To be done: Copy each line of the entries beneath that contains the word "OPEN".

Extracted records
[start]

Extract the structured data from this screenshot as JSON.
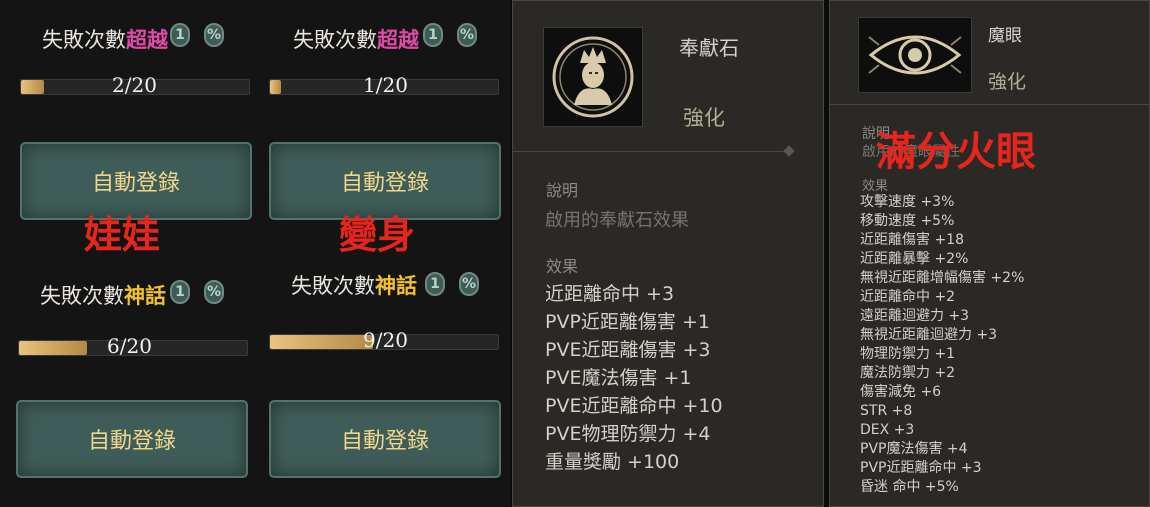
{
  "enhance": {
    "cards": [
      {
        "prefix": "失敗次數",
        "highlight": "超越",
        "hl_color": "#e04aa8",
        "badges": [
          "1",
          "%"
        ],
        "count": "2/20",
        "progress": 0.1,
        "button": "自動登錄",
        "note": "娃娃"
      },
      {
        "prefix": "失敗次數",
        "highlight": "超越",
        "hl_color": "#e04aa8",
        "badges": [
          "1",
          "%"
        ],
        "count": "1/20",
        "progress": 0.05,
        "button": "自動登錄",
        "note": "變身"
      },
      {
        "prefix": "失敗次數",
        "highlight": "神話",
        "hl_color": "#f0c232",
        "badges": [
          "1",
          "%"
        ],
        "count": "6/20",
        "progress": 0.3,
        "button": "自動登錄",
        "note": ""
      },
      {
        "prefix": "失敗次數",
        "highlight": "神話",
        "hl_color": "#f0c232",
        "badges": [
          "1",
          "%"
        ],
        "count": "9/20",
        "progress": 0.45,
        "button": "自動登錄",
        "note": ""
      }
    ]
  },
  "tooltip_stone": {
    "icon": "stone-face-icon",
    "name": "奉獻石",
    "type": "強化",
    "desc_title": "說明",
    "desc": "啟用的奉獻石效果",
    "effects_title": "效果",
    "effects": [
      "近距離命中 +3",
      "PVP近距離傷害 +1",
      "PVE近距離傷害 +3",
      "PVE魔法傷害 +1",
      "PVE近距離命中 +10",
      "PVE物理防禦力 +4",
      "重量獎勵 +100"
    ]
  },
  "tooltip_eye": {
    "icon": "eye-icon",
    "name": "魔眼",
    "type": "強化",
    "desc_title": "說明",
    "desc": "啟用的魔眼屬性",
    "note": "滿分火眼",
    "effects_title": "效果",
    "effects": [
      "攻擊速度 +3%",
      "移動速度 +5%",
      "近距離傷害 +18",
      "近距離暴擊 +2%",
      "無視近距離增幅傷害 +2%",
      "近距離命中 +2",
      "遠距離迴避力 +3",
      "無視近距離迴避力 +3",
      "物理防禦力 +1",
      "魔法防禦力 +2",
      "傷害減免 +6",
      "STR +8",
      "DEX +3",
      "PVP魔法傷害 +4",
      "PVP近距離命中 +3",
      "昏迷 命中 +5%"
    ]
  }
}
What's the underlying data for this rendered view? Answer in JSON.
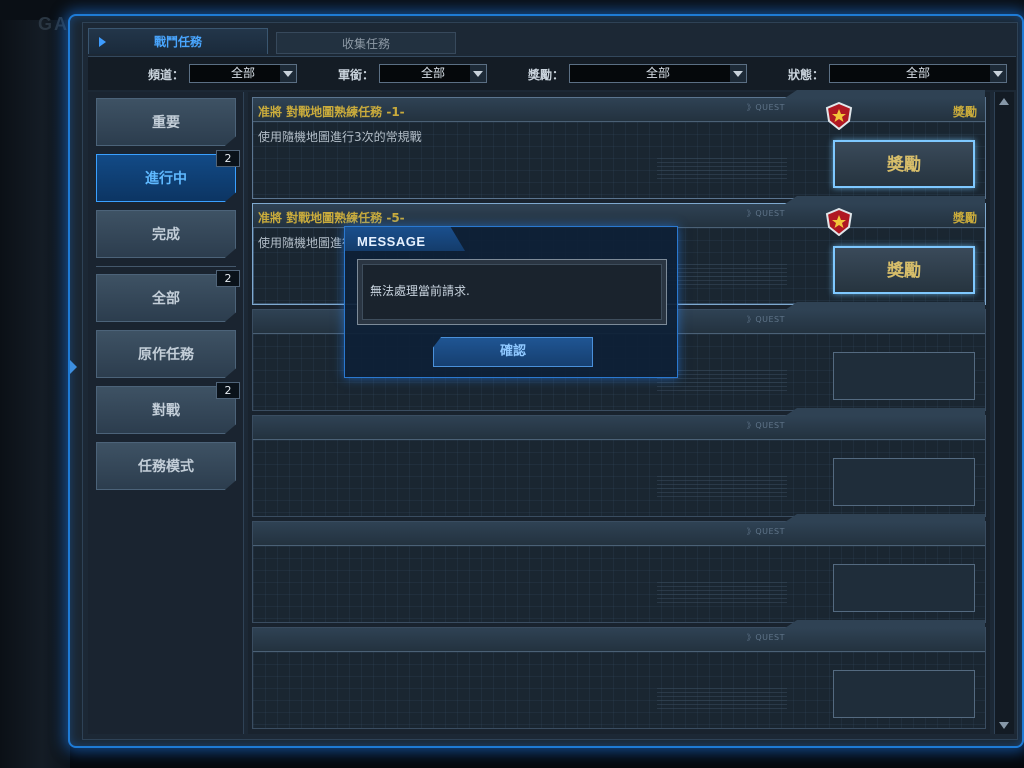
{
  "background": {
    "logo": "GA"
  },
  "tabs": [
    {
      "label": "戰鬥任務",
      "active": true
    },
    {
      "label": "收集任務",
      "active": false
    }
  ],
  "filters": [
    {
      "label": "頻道：",
      "value": "全部"
    },
    {
      "label": "軍銜：",
      "value": "全部"
    },
    {
      "label": "獎勵：",
      "value": "全部"
    },
    {
      "label": "狀態：",
      "value": "全部"
    }
  ],
  "sidebar": {
    "items": [
      {
        "label": "重要",
        "badge": ""
      },
      {
        "label": "進行中",
        "badge": "2",
        "active": true
      },
      {
        "label": "完成",
        "badge": ""
      },
      {
        "label": "全部",
        "badge": "2"
      },
      {
        "label": "原作任務",
        "badge": ""
      },
      {
        "label": "對戰",
        "badge": "2"
      },
      {
        "label": "任務模式",
        "badge": ""
      }
    ]
  },
  "quests": [
    {
      "title": "准將  對戰地圖熟練任務  -1-",
      "desc": "使用隨機地圖進行3次的常規戰",
      "tag": "》QUEST",
      "reward_label": "獎勵",
      "button": "獎勵"
    },
    {
      "title": "准將  對戰地圖熟練任務  -5-",
      "desc": "使用隨機地圖進行",
      "tag": "》QUEST",
      "reward_label": "獎勵",
      "button": "獎勵"
    },
    {
      "title": "",
      "desc": "",
      "tag": "》QUEST",
      "reward_label": "",
      "button": ""
    },
    {
      "title": "",
      "desc": "",
      "tag": "》QUEST",
      "reward_label": "",
      "button": ""
    },
    {
      "title": "",
      "desc": "",
      "tag": "》QUEST",
      "reward_label": "",
      "button": ""
    },
    {
      "title": "",
      "desc": "",
      "tag": "》QUEST",
      "reward_label": "",
      "button": ""
    }
  ],
  "dialog": {
    "title": "MESSAGE",
    "message": "無法處理當前請求.",
    "confirm": "確認"
  },
  "colors": {
    "accent": "#1e7bd6",
    "gold_text": "#c9ab3c",
    "active_blue": "#49a6ff"
  }
}
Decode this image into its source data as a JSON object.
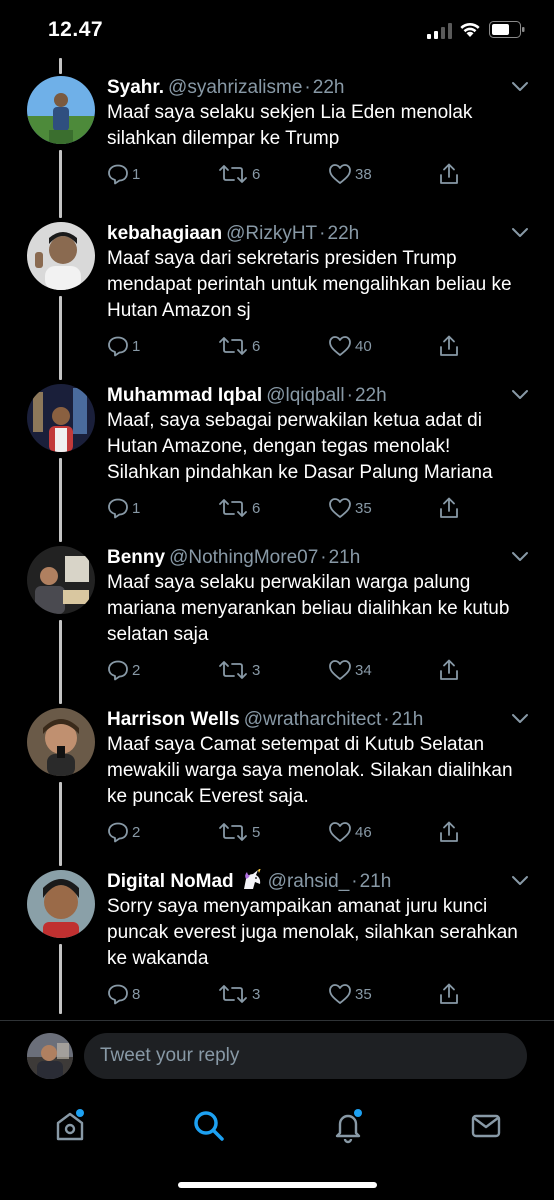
{
  "status_bar": {
    "time": "12.47"
  },
  "tweets": [
    {
      "name": "Syahr.",
      "handle": "@syahrizalisme",
      "time": "22h",
      "text": "Maaf saya selaku sekjen Lia Eden menolak silahkan dilempar ke Trump",
      "replies": "1",
      "retweets": "6",
      "likes": "38"
    },
    {
      "name": "kebahagiaan",
      "handle": "@RizkyHT",
      "time": "22h",
      "text": "Maaf saya dari sekretaris presiden Trump mendapat perintah untuk mengalihkan beliau ke Hutan Amazon sj",
      "replies": "1",
      "retweets": "6",
      "likes": "40"
    },
    {
      "name": "Muhammad Iqbal",
      "handle": "@lqiqball",
      "time": "22h",
      "text": "Maaf, saya sebagai perwakilan ketua adat di Hutan Amazone, dengan tegas menolak! Silahkan pindahkan ke Dasar Palung Mariana",
      "replies": "1",
      "retweets": "6",
      "likes": "35"
    },
    {
      "name": "Benny",
      "handle": "@NothingMore07",
      "time": "21h",
      "text": "Maaf saya selaku perwakilan warga palung mariana menyarankan beliau dialihkan ke kutub selatan saja",
      "replies": "2",
      "retweets": "3",
      "likes": "34"
    },
    {
      "name": "Harrison Wells",
      "handle": "@wratharchitect",
      "time": "21h",
      "text": "Maaf saya Camat setempat di Kutub Selatan mewakili warga saya menolak. Silakan dialihkan ke puncak Everest saja.",
      "replies": "2",
      "retweets": "5",
      "likes": "46"
    },
    {
      "name": "Digital NoMad",
      "handle": "@rahsid_",
      "time": "21h",
      "text": "Sorry saya menyampaikan amanat juru kunci puncak everest juga menolak, silahkan serahkan ke wakanda",
      "replies": "8",
      "retweets": "3",
      "likes": "35"
    }
  ],
  "separator": "·",
  "reply": {
    "placeholder": "Tweet your reply"
  },
  "colors": {
    "background": "#000000",
    "muted": "#8899a6",
    "accent": "#1da1f2",
    "thread_line": "#c4c4c4"
  },
  "tabs": [
    {
      "icon": "home-icon",
      "active": false,
      "badge": true
    },
    {
      "icon": "search-icon",
      "active": true,
      "badge": false
    },
    {
      "icon": "bell-icon",
      "active": false,
      "badge": true
    },
    {
      "icon": "mail-icon",
      "active": false,
      "badge": false
    }
  ]
}
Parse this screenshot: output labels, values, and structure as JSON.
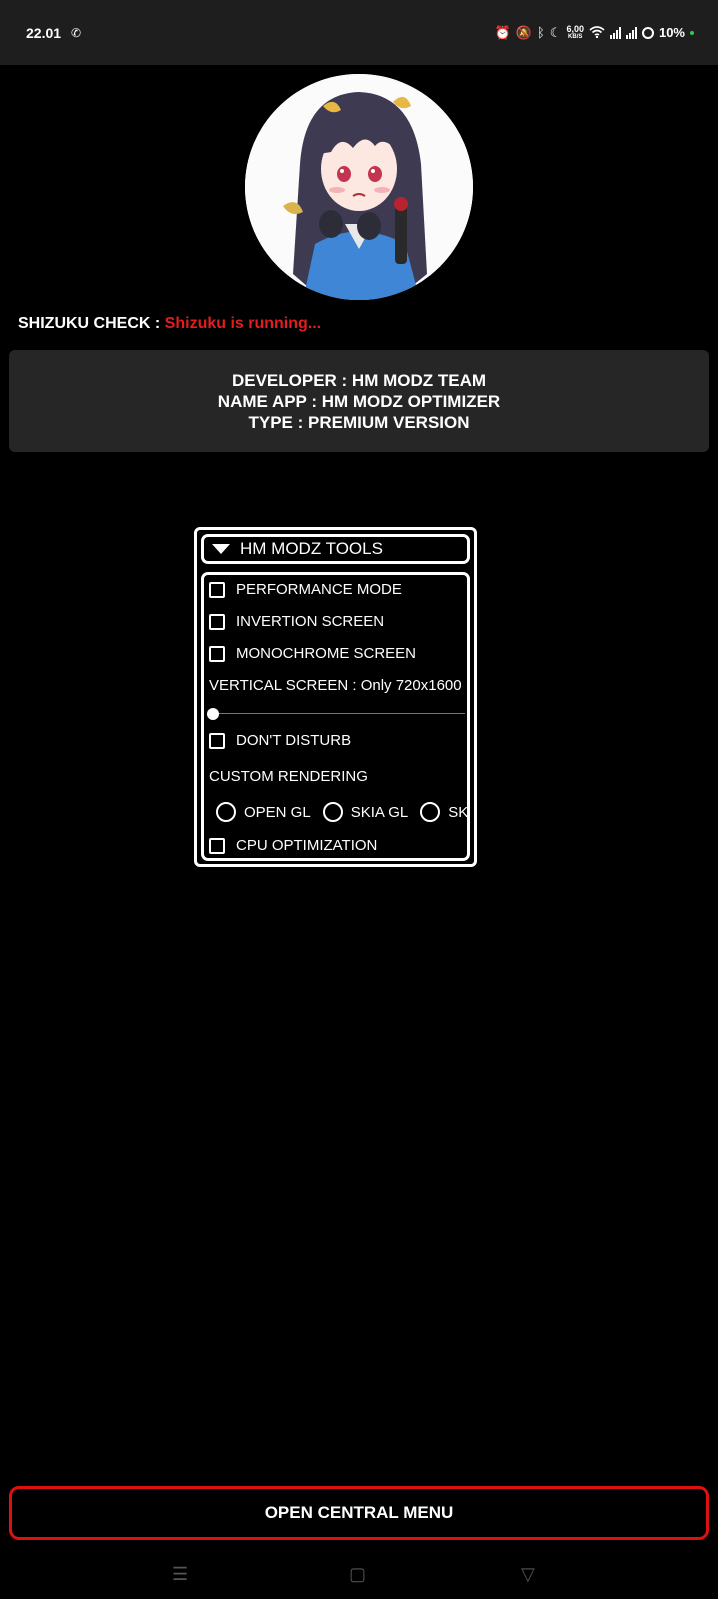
{
  "status_bar": {
    "time": "22.01",
    "data_speed": "6,00",
    "data_unit": "KB/S",
    "battery": "10%"
  },
  "shizuku": {
    "label": "SHIZUKU CHECK :",
    "status": "Shizuku is running..."
  },
  "info": {
    "developer": "DEVELOPER : HM MODZ TEAM",
    "name_app": "NAME APP : HM MODZ OPTIMIZER",
    "type": "TYPE : PREMIUM VERSION"
  },
  "tools": {
    "title": "HM MODZ TOOLS",
    "performance_mode": "PERFORMANCE MODE",
    "invertion_screen": "INVERTION SCREEN",
    "monochrome_screen": "MONOCHROME SCREEN",
    "vertical_screen": "VERTICAL SCREEN : Only 720x1600",
    "vertical_screen_value": 0,
    "dont_disturb": "DON'T DISTURB",
    "custom_rendering": "CUSTOM RENDERING",
    "render_options": [
      "OPEN GL",
      "SKIA GL",
      "SKIA"
    ],
    "cpu_optimization": "CPU OPTIMIZATION"
  },
  "central_button": "OPEN CENTRAL MENU",
  "colors": {
    "status_red": "#e11d1d",
    "button_border": "#dd1111",
    "panel_bg": "#262626"
  }
}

[end]

Response to the task:
      "OPEN GL",
  "central_button": "OPEN CENTRAL MENU",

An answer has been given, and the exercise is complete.